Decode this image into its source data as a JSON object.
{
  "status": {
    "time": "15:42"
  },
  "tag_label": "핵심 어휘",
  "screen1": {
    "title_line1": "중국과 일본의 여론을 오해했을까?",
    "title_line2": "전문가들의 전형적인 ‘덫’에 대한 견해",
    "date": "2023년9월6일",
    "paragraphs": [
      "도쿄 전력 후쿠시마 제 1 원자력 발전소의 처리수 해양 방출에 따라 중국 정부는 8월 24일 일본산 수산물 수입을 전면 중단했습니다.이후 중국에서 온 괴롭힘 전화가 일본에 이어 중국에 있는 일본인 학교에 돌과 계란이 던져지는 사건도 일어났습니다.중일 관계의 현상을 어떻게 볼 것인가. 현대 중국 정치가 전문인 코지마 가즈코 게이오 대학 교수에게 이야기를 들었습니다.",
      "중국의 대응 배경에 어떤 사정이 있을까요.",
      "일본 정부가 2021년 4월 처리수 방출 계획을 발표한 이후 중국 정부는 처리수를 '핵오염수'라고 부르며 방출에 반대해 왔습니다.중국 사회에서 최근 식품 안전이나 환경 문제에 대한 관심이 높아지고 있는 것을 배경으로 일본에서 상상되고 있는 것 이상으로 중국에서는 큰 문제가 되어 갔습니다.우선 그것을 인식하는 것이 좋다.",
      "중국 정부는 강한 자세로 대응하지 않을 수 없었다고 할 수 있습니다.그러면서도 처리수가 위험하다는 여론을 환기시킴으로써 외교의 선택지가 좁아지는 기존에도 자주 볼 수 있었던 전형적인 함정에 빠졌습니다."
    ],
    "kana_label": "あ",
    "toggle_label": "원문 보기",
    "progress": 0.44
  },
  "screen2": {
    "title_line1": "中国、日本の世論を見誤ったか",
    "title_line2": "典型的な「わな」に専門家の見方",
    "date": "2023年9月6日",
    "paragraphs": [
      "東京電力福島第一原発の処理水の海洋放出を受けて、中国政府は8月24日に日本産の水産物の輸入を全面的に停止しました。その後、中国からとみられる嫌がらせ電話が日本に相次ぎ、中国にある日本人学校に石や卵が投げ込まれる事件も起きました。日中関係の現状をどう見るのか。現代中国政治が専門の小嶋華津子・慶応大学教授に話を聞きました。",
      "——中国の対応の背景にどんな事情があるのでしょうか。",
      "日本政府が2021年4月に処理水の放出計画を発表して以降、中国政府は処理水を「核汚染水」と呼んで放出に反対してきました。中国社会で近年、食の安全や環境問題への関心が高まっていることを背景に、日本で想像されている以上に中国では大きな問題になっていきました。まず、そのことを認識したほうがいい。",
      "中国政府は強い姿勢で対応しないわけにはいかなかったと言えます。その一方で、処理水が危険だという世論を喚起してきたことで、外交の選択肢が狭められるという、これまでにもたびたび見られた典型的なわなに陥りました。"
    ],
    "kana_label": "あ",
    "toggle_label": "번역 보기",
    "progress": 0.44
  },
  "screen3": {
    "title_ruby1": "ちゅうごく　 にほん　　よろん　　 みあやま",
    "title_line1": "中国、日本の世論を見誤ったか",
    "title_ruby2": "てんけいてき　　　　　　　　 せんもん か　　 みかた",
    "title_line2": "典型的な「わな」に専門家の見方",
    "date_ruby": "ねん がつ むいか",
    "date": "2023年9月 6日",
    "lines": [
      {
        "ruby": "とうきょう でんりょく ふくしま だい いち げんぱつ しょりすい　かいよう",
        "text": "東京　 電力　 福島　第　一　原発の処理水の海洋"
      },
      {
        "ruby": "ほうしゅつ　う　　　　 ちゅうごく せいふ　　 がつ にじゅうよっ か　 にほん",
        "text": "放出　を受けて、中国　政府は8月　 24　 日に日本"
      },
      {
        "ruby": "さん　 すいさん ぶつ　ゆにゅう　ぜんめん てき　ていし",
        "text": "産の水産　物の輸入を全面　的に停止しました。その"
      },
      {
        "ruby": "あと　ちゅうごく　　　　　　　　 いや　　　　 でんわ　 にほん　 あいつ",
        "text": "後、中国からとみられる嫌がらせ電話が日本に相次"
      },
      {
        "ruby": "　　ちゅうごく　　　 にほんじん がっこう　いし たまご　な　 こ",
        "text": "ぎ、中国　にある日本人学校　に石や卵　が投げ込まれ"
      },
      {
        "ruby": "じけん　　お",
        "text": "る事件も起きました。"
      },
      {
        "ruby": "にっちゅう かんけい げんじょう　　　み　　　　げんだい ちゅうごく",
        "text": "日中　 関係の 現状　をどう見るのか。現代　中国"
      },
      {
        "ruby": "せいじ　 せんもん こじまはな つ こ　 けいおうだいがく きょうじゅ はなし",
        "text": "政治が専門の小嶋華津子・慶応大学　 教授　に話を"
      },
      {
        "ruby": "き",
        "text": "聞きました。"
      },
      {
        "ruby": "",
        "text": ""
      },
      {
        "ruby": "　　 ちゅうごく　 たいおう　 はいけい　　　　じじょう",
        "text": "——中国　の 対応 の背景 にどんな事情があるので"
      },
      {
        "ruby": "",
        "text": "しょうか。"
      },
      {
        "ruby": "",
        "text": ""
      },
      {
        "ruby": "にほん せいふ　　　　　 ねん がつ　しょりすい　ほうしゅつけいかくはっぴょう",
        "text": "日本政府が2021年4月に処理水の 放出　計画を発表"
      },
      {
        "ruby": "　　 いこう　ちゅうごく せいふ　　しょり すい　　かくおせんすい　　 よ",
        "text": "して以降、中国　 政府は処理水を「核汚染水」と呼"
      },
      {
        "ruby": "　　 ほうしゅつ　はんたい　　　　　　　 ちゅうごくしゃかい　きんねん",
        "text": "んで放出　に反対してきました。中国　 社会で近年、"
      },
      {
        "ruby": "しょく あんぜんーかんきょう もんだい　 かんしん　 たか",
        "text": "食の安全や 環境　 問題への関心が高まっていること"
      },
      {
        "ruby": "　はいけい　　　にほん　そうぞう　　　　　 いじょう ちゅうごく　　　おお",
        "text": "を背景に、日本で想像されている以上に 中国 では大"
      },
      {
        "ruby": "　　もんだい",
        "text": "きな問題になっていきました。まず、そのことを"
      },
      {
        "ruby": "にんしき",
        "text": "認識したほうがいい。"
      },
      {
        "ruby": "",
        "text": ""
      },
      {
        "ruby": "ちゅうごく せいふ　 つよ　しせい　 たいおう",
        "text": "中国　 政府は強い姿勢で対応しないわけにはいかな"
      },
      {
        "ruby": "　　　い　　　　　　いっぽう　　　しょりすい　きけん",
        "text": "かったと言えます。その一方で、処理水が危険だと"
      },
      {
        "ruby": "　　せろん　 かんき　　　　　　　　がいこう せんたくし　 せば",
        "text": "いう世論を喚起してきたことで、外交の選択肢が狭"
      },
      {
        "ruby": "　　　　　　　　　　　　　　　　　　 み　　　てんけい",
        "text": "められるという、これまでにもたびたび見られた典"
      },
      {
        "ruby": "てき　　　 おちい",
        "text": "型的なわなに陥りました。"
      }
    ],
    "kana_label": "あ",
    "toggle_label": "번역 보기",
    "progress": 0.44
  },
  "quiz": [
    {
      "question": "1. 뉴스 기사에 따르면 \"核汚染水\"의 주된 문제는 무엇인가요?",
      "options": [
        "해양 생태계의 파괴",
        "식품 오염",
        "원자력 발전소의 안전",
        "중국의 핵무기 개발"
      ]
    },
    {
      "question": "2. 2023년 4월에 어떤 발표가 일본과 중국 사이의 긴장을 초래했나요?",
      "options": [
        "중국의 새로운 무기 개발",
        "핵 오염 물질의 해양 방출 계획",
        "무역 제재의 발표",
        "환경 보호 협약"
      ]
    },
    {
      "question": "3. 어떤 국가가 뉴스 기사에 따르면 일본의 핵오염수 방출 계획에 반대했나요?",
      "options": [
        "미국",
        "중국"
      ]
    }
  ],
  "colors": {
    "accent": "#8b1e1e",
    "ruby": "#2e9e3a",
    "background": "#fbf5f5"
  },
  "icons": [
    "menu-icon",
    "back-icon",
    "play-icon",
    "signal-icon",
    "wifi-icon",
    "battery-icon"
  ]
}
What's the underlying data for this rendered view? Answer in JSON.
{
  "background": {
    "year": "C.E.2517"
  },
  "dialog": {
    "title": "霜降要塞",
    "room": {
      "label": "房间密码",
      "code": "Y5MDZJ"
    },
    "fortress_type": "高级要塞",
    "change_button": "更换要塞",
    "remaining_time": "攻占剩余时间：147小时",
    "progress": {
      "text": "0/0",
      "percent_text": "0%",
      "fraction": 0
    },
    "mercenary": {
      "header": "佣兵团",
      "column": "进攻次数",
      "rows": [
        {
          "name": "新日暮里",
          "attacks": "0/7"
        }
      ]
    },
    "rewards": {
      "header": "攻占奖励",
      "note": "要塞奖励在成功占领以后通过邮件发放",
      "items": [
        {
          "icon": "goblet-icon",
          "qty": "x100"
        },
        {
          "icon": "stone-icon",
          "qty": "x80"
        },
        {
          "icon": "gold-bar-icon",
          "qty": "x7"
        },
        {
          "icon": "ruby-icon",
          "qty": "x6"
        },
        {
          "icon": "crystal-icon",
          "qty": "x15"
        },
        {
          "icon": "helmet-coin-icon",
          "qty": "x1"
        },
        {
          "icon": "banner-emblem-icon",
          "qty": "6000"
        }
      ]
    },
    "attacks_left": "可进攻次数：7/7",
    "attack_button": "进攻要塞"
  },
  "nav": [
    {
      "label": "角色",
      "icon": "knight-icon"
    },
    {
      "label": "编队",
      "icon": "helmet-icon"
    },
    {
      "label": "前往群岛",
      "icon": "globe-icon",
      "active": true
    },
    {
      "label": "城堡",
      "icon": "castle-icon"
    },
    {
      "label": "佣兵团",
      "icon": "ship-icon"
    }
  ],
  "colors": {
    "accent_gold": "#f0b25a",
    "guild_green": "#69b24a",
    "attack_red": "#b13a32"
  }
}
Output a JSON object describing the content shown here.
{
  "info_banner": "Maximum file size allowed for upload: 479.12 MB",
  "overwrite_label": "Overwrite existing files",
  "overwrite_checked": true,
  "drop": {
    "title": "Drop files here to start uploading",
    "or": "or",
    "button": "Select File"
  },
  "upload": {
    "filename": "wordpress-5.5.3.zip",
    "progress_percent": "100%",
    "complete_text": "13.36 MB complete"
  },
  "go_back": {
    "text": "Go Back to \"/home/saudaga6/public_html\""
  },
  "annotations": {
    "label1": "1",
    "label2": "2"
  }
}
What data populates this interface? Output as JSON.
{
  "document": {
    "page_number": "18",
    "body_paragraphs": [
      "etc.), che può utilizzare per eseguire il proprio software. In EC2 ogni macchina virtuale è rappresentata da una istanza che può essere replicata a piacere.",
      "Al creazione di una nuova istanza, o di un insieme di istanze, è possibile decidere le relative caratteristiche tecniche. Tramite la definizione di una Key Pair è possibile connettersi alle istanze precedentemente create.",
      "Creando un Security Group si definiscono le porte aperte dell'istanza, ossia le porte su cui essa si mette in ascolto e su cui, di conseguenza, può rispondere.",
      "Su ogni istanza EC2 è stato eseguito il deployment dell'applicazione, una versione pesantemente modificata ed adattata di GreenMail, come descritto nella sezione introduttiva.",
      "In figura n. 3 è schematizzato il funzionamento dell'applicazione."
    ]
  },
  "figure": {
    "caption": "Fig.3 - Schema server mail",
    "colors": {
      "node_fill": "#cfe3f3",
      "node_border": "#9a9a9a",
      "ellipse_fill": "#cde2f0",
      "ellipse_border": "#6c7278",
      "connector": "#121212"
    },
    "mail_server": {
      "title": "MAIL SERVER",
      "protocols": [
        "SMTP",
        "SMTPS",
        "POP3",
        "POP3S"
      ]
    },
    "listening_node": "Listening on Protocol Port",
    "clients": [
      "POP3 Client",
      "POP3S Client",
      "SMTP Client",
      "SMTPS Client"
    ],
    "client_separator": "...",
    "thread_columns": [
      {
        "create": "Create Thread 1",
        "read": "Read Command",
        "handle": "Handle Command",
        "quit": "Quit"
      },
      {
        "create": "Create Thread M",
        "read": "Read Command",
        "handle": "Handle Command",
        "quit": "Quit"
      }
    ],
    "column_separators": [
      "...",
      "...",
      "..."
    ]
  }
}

= = = = =

▶ **SHORT EXERCISE**: Extract each line holding the string "その一方で".

▶ **WRITTEN RESPONSE**:
      "中国政府は強い姿勢で対応しないわけにはいかなかったと言えます。その一方で、処理水が危険だという世論を喚起してきたことで、外交の選択肢が狭められるという、これまでにもたびたび見られた典型的なわなに陥りました。"
        "text": "かったと言えます。その一方で、処理水が危険だと"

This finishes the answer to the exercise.